* **Exercise passage**
BEGIN

Real Property Holding Corporation. The Company is not and has never been a U.S. real property holding corporation within the meaning
of Section 897 of the Internal Revenue Code of 1986, as amended, and the Company shall so certify upon the Placement Agents’ request.
(pp) Bank
Holding Company Act. Neither the Company nor any of its Subsidiaries or Affiliates is subject to the Bank Holding Company Act of
1956, as amended (the “BHCA”) and to regulation by the Board of Governors of the Federal Reserve System (the “Federal
Reserve”). Neither the Company nor any of its Subsidiaries owns or controls, directly or indirectly, five percent (5%) or more
of the outstanding shares of any class of voting securities or twenty-five percent (25%) or more of the total equity of a bank or any
entity that is subject to the BHCA and to regulation by the Federal Reserve. Neither the Company nor any of its Subsidiaries exercises
a controlling influence over the management or policies of a bank or any entity that is subject to the BHCA and to regulation by the
Federal Reserve
(qq) Money
Laundering. The operations of the Company and its Subsidiaries are and have been conducted at all times in material compliance with
applicable financial record-keeping and reporting requirements of the Currency and Foreign Transactions Reporting Act of 1970, as amended,
applicable money laundering statutes and applicable rules and regulations thereunder (collectively, the “Money Laundering Laws”),
and no Action or Proceeding by or before any court or governmental agency, authority or body or any arbitrator involving the Company
or any Subsidiary with respect to the Money Laundering Laws is pending or, to the knowledge of the Company or any Subsidiary, threatened.
3.2 Representations
and Warranties of the Purchasers. Each Purchaser, for itself and for no other Purchaser, hereby represents and warrants as of the
date hereof and as of the Closing Date to the Company as follows (unless as of a specific date therein, in which case they shall be accurate
as of such date):
(a) Organization;
Authority. Such Purchaser is either an individual or an entity duly incorporated or formed, validly existing and in good standing
under the laws of the jurisdiction of its incorporation or formation with full right, corporate, partnership, limited liability company
or similar power and authority to enter into and to consummate the transactions contemplated by the Transaction Documents and otherwise
to carry out its obligations hereunder and thereunder. The execution and delivery of the Transaction Documents and performance by such
Purchaser of the transactions contemplated by the Transaction Documents have been duly authorized by all necessary corporate, partnership,
limited liability company or similar action, as applicable, on the part of such Purchaser. Each Transaction Document to which it is a
party has been duly executed by such Purchaser, and when delivered by such Purchaser in accordance with the terms hereof, will constitute
the valid and legally binding obligation of such Purchaser, enforceable against it in accordance with its terms, except (i) as limited
by general equitable principles and applicable bankruptcy, insolvency, reorganization, moratorium and other laws of general application
affecting enforcement of creditors’ rights generally, (ii) as limited by laws relating to the availability of specific performance,
injunctive relief or other equitable remedies and (iii) insofar as indemnification and contribution provisions may be limited by applicable
law.

END

* **Actions to take**
1. Transcribe the stretch of the representations and warranties excerpt from "Real Property Holding Corporation." through "Placement Agents’ request.".
2. According to the representations and warranties excerpt, why might a Transaction Document not be enforceable against a Purchaser according to its terms? Answer in one to three sentences.
3. Resume the representations and warranties excerpt after its final sentence.
None of the lines here are needed.

Stored records
BEGIN

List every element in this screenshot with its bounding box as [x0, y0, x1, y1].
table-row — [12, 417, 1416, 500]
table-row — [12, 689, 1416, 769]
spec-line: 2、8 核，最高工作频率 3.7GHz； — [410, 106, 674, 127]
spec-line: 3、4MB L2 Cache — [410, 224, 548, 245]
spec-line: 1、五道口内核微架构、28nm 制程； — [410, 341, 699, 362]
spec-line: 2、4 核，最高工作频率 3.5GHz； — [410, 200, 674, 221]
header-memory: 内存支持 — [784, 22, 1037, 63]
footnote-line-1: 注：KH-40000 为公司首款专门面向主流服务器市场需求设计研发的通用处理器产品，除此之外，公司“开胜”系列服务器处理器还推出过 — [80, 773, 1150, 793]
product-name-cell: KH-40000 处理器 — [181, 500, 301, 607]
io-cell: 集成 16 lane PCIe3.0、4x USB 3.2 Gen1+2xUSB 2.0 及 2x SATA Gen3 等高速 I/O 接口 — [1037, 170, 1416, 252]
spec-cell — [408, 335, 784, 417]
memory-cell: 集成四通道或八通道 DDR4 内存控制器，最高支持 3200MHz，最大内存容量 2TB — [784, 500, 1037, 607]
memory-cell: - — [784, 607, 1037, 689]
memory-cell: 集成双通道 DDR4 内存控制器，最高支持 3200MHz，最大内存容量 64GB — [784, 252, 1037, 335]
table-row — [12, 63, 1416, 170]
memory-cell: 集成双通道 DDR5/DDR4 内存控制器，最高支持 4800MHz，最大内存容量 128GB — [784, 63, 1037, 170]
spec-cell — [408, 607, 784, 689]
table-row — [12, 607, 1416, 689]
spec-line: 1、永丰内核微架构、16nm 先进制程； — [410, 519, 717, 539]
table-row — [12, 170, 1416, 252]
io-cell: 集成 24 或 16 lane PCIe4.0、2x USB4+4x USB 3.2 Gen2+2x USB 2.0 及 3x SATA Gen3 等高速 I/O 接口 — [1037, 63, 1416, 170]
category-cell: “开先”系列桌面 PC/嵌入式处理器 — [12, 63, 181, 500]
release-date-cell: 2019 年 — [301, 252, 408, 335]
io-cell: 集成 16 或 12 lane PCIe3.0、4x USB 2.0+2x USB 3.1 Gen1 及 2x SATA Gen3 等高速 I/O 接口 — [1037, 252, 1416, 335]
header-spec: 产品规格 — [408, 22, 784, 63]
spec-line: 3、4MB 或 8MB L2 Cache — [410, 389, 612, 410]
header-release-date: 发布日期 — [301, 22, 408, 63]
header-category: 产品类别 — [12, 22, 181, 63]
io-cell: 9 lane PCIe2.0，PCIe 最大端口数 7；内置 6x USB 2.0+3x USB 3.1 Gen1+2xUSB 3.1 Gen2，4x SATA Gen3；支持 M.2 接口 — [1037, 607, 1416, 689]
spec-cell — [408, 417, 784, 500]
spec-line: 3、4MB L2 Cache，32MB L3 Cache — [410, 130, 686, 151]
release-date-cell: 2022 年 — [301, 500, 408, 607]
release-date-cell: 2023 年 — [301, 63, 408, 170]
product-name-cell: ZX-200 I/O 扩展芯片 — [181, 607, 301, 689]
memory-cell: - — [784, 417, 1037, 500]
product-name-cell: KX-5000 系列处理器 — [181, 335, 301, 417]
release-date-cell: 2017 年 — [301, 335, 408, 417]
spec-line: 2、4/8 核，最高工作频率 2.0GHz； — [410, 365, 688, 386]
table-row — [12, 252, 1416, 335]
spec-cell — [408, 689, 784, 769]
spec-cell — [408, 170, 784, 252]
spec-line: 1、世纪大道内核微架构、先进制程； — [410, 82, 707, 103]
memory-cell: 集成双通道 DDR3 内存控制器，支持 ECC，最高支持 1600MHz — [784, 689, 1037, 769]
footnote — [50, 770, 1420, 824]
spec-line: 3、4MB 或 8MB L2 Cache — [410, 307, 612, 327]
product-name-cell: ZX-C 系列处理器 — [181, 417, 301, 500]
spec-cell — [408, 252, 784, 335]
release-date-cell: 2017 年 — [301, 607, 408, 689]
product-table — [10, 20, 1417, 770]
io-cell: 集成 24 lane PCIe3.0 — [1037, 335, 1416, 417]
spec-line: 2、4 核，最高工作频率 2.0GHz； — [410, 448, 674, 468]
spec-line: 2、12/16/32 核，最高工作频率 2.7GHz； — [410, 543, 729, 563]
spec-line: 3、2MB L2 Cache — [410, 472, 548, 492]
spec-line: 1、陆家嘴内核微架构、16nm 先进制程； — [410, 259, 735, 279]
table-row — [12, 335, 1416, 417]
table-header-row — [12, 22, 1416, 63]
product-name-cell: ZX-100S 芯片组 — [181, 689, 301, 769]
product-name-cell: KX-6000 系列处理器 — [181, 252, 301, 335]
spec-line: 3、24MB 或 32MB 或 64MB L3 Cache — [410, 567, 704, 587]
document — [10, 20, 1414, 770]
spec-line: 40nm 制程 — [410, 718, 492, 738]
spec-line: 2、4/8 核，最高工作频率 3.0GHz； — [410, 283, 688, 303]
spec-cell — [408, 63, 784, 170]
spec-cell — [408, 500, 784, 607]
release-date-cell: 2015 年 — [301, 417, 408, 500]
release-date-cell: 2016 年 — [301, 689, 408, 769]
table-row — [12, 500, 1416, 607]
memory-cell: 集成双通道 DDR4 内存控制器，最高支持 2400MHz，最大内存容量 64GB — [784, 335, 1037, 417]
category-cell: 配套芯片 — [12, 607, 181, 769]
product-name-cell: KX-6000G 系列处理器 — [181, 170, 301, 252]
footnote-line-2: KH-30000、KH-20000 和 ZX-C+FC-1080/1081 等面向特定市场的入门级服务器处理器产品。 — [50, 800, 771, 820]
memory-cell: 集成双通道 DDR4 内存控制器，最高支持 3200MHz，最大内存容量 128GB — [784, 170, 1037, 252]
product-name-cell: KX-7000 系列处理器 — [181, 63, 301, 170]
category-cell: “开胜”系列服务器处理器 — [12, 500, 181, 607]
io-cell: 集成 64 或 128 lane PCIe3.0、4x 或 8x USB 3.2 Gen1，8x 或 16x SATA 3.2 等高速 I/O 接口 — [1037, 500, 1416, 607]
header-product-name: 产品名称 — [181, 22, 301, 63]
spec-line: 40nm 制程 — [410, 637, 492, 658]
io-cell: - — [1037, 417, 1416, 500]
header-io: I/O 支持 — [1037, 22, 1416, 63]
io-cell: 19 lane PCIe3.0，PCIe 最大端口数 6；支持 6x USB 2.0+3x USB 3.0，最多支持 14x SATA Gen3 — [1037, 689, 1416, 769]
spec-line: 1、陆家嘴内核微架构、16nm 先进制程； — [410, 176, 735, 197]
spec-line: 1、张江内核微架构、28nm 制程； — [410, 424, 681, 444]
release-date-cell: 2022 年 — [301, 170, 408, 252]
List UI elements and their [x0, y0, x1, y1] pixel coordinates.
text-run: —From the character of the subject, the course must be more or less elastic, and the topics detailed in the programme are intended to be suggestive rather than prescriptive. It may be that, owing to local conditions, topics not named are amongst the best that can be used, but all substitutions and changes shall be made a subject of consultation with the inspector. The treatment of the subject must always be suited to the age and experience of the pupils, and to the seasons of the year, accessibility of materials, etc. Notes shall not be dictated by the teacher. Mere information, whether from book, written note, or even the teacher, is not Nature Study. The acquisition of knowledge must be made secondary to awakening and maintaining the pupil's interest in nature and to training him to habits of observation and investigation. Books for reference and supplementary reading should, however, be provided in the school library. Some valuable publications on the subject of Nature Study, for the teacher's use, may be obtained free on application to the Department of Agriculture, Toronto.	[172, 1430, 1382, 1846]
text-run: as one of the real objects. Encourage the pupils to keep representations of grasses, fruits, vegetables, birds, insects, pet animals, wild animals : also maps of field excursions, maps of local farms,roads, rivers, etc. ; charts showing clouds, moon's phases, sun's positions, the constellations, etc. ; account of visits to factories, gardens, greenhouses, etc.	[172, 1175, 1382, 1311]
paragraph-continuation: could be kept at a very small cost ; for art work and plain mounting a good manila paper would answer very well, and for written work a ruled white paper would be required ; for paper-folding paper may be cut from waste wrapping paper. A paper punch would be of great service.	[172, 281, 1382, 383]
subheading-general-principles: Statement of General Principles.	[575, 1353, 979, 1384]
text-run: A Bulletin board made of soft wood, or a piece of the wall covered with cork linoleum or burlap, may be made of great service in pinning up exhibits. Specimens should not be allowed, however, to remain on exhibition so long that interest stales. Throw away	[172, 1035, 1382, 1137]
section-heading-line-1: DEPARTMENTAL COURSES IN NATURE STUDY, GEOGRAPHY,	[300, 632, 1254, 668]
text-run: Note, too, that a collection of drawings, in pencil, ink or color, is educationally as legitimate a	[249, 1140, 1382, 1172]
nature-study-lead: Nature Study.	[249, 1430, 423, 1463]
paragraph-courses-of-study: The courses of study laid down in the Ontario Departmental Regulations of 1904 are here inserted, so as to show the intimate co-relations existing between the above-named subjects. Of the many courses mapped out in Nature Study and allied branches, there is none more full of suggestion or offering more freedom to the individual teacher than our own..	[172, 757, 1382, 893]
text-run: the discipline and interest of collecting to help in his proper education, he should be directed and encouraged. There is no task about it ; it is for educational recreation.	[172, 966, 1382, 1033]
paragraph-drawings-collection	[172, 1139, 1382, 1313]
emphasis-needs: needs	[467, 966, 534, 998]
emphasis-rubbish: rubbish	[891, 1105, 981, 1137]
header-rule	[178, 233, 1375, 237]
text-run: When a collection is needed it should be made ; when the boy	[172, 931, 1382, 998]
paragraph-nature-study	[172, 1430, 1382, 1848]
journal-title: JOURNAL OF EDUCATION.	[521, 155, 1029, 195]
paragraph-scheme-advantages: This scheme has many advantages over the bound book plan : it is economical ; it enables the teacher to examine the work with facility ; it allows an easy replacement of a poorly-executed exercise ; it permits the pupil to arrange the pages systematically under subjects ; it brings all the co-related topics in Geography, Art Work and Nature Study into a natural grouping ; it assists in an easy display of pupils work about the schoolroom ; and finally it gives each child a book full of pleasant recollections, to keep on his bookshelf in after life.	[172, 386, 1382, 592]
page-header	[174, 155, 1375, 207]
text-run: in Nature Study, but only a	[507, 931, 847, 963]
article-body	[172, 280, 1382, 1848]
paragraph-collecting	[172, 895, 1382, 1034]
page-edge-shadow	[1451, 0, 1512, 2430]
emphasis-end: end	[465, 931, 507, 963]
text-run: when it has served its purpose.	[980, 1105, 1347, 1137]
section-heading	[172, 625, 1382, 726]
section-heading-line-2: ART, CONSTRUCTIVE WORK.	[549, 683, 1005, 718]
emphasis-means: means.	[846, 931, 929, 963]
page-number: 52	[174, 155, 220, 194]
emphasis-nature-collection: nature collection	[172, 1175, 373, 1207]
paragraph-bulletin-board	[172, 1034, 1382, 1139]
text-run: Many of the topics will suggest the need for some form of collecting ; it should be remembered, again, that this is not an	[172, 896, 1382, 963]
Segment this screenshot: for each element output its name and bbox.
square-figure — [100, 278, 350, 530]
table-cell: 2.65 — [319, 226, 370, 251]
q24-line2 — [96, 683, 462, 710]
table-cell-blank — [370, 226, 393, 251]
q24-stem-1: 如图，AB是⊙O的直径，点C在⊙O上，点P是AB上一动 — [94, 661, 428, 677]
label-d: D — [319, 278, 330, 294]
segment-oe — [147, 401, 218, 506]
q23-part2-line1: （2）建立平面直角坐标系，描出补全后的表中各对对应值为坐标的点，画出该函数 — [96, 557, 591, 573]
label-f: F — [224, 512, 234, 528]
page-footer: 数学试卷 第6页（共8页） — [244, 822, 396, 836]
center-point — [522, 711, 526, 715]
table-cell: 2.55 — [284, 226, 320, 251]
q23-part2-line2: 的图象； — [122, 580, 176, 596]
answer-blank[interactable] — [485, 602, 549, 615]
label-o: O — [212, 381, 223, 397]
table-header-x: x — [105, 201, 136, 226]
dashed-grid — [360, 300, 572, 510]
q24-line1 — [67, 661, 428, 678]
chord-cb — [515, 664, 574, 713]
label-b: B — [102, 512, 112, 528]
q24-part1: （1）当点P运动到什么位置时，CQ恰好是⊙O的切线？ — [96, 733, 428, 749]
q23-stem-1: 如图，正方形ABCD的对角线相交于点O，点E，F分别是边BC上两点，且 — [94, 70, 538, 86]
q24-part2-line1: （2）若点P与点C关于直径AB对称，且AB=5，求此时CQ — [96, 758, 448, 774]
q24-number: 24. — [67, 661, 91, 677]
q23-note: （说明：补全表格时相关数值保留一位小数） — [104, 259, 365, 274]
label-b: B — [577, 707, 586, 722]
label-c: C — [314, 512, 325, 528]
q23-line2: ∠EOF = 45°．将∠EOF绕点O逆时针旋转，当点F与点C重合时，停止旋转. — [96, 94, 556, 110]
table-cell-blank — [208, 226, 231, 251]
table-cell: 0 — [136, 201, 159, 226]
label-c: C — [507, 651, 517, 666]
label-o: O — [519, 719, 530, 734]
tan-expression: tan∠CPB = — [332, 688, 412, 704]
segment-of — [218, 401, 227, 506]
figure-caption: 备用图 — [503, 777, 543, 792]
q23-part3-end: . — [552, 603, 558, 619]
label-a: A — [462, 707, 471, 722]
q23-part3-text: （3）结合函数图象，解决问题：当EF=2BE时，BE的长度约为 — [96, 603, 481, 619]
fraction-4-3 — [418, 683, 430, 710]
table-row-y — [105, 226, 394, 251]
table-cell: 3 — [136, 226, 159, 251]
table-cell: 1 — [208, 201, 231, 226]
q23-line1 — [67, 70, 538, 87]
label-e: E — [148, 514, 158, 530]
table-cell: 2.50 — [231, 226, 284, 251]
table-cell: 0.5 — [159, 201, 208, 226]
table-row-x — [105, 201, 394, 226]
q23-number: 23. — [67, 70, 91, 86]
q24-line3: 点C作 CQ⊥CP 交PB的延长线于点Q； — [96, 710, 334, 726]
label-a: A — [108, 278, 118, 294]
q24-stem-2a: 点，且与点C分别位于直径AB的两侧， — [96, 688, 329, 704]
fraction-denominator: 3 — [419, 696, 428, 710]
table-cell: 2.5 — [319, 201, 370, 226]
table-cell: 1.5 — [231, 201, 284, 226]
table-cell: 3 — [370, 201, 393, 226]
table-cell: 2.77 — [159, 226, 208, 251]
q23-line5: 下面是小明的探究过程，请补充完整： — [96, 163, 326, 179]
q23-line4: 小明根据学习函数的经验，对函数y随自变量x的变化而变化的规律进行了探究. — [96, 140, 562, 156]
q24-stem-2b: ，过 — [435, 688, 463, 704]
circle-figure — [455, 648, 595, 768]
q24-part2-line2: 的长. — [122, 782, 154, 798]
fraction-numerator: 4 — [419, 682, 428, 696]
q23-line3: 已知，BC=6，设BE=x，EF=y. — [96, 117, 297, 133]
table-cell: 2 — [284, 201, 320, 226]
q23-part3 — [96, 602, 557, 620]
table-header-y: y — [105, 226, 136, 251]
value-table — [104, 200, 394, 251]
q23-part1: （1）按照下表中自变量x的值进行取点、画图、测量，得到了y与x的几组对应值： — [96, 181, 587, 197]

END

* **Task results**
1.
Real Property Holding Corporation. The Company is not and has never been a U.S. real property holding corporation within the meaning
of Section 897 of the Internal Revenue Code of 1986, as amended, and the Company shall so certify upon the Placement Agents’ request.

2. Enforcement may be limited by general equitable principles and by applicable bankruptcy, insolvency, reorganization, moratorium and other laws of general application that affect creditors' rights generally. It may also be limited by laws on the availability of specific performance, injunctive relief or other equitable remedies. Indemnification and contribution provisions may also be limited by applicable law.

3.
(b) Understandings
or Arrangements. Such Purchaser is acquiring the Securities as principal for its own account and has no direct or indirect arrangement
or understandings with any other persons to distribute or regarding the distribution of such Securities (this representation and warranty
not limiting such Purchaser’s right to sell the Securities pursuant to the Registration Statement or otherwise in compliance with
applicable federal and state securities laws). Such Purchaser is acquiring the Securities hereunder in the ordinary course of its business.
(c) Purchaser
Status. At the time such Purchaser was offered the Securities, it was, and as of the date hereof it is, and on each date on which
it exercises any Pre-Funded Warrants, it will be an “accredited investor” as defined in Rule 501(a)(1), (a)(2), (a)(3), (a)(7),
(a)(8), (a)(9), (a)(12), or (a)(13) under the Securities Act.
(d) Experience
of Such Purchaser. Such Purchaser, either alone or together with its representatives, has such knowledge, sophistication and experience
in business and financial matters so as to be capable of evaluating the merits and risks of the prospective investment in the Securities,
and has so evaluated the merits and risks of such investment. Such Purchaser is able to bear the economic risk of an investment in the
Securities and, at the present time, is able to afford a complete loss of such investment.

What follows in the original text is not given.